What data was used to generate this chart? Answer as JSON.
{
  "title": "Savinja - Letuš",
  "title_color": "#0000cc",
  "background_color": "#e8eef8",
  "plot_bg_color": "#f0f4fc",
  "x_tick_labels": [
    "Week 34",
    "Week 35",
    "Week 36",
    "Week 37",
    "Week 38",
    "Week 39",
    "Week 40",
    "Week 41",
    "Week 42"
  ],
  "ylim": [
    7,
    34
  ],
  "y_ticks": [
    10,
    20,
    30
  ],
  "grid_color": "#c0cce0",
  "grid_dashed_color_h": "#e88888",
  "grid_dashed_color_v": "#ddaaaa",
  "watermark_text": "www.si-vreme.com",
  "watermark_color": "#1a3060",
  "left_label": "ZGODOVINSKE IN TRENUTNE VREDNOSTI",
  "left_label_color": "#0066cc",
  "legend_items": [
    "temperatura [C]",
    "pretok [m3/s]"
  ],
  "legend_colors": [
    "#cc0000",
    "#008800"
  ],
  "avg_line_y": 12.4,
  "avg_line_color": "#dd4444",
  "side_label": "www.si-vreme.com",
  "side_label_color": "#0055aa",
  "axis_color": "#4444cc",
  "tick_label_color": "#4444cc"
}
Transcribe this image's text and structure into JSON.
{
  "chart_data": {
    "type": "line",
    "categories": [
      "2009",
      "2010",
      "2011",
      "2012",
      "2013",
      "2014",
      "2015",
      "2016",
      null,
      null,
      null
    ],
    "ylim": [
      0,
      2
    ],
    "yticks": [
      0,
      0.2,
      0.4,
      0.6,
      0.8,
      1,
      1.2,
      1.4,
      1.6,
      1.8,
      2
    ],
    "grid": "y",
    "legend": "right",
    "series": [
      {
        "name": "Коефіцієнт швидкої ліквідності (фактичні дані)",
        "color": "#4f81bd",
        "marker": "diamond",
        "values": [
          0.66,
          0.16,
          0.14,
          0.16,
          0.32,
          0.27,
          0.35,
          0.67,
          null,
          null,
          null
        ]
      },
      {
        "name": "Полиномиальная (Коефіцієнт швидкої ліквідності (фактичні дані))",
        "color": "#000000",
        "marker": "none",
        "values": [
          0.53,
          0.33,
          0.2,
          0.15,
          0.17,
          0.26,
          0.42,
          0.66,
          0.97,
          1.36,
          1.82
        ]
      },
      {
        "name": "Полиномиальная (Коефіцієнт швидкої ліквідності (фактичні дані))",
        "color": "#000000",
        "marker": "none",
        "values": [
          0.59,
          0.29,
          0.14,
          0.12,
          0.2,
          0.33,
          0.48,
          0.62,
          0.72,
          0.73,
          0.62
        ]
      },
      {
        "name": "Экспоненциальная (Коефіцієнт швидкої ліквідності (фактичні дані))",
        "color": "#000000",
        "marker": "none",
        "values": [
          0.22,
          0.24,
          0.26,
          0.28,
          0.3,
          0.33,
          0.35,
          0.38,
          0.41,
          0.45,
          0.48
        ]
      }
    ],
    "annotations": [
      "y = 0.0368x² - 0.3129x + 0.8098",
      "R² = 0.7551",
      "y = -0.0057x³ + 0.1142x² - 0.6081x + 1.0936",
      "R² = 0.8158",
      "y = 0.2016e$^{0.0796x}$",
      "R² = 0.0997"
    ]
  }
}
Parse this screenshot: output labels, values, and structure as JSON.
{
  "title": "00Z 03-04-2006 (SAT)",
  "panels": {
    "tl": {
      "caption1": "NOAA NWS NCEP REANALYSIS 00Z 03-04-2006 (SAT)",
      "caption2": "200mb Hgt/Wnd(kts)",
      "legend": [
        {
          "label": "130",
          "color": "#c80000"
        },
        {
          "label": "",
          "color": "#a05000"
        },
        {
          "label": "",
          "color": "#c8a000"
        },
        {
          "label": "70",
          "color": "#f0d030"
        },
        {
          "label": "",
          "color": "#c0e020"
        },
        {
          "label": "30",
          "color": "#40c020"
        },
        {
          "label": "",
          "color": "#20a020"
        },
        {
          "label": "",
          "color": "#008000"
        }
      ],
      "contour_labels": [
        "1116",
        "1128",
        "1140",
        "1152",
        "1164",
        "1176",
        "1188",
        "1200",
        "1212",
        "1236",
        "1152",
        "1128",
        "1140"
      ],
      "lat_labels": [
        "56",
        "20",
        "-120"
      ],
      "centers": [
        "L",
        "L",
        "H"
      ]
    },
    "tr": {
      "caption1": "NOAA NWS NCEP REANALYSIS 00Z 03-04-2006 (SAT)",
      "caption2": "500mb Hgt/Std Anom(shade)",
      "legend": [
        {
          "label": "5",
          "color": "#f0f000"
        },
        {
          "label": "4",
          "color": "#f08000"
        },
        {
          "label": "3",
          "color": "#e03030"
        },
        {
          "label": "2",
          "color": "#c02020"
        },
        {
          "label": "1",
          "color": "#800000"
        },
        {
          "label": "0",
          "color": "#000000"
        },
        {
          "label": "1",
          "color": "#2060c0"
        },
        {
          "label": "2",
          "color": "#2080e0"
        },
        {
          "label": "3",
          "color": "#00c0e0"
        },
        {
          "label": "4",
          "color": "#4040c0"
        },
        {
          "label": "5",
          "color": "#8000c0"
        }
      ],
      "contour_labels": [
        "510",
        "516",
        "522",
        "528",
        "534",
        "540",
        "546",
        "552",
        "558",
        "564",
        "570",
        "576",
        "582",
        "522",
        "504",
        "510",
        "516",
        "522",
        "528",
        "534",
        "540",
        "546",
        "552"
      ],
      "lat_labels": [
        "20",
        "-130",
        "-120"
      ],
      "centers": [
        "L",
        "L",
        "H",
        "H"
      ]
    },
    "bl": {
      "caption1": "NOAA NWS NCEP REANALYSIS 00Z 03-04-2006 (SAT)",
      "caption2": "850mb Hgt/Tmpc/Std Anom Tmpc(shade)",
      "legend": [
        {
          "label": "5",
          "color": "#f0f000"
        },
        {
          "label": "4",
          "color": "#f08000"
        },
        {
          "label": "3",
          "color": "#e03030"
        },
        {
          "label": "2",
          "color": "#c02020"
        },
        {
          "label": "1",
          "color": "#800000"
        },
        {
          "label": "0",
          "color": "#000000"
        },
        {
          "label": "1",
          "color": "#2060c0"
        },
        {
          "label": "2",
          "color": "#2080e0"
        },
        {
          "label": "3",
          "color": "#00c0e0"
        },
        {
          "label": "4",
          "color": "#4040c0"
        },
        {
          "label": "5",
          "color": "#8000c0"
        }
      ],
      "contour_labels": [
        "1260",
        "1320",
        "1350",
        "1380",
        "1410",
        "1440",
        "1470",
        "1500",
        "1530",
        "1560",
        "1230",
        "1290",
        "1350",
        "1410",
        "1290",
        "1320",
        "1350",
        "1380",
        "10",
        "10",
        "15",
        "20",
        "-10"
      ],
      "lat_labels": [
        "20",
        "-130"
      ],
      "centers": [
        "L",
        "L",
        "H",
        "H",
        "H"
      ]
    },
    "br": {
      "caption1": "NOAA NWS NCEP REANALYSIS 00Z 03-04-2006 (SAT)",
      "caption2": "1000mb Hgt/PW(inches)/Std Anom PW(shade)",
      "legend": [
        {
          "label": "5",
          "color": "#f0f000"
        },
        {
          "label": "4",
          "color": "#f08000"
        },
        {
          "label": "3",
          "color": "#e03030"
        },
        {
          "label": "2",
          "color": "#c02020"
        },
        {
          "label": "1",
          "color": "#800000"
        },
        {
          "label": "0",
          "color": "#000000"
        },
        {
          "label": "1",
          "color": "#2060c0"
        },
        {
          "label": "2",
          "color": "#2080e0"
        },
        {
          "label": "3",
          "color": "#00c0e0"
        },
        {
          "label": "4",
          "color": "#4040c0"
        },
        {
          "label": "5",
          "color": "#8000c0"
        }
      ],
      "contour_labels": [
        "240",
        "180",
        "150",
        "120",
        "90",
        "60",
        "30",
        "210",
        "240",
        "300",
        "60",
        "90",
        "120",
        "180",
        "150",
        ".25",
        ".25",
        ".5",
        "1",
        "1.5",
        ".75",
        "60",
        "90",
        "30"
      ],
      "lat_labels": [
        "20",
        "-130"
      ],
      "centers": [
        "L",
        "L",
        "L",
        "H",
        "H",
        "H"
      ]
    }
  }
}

+-------+

- [What you should do]: Tally the lines of the preceding listing in which the word "name" appears; state nothing but the total.

- [The response]: 4